* _Problem statement_
Where a line contains the word "должности", copy that line.
* Start Material for this exercise *
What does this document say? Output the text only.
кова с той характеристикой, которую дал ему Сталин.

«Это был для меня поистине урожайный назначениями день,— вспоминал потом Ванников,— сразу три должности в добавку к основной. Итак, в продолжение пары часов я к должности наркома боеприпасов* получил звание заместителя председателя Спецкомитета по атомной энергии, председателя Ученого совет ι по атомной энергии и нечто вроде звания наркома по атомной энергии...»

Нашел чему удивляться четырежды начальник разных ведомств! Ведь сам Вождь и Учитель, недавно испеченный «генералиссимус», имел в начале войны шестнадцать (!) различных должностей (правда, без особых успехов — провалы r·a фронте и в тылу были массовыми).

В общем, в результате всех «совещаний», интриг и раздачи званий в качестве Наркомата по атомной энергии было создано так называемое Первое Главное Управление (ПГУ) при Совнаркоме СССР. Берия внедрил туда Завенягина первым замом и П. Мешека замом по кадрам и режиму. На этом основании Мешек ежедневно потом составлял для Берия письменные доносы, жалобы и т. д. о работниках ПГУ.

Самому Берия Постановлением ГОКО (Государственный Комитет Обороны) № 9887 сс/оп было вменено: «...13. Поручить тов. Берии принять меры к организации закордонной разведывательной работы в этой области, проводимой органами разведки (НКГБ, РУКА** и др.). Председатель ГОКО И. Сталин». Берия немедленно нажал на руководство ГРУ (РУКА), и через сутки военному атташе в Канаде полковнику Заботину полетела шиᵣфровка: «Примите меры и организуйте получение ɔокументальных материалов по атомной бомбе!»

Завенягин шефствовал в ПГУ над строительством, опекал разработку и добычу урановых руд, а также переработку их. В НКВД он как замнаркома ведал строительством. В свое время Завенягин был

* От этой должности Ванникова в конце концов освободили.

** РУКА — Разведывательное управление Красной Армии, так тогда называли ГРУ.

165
* End Material for this exercise *
* _Finished answer_
«Это был для меня поистине урожайный назначениями день,— вспоминал потом Ванников,— сразу три должности в добавку к основной. Итак, в продолжение пары часов я к должности наркома боеприпасов* получил звание заместителя председателя Спецкомитета по атомной энергии, председателя Ученого совет ι по атомной энергии и нечто вроде звания наркома по атомной энергии...»
* От этой должности Ванникова в конце концов освободили.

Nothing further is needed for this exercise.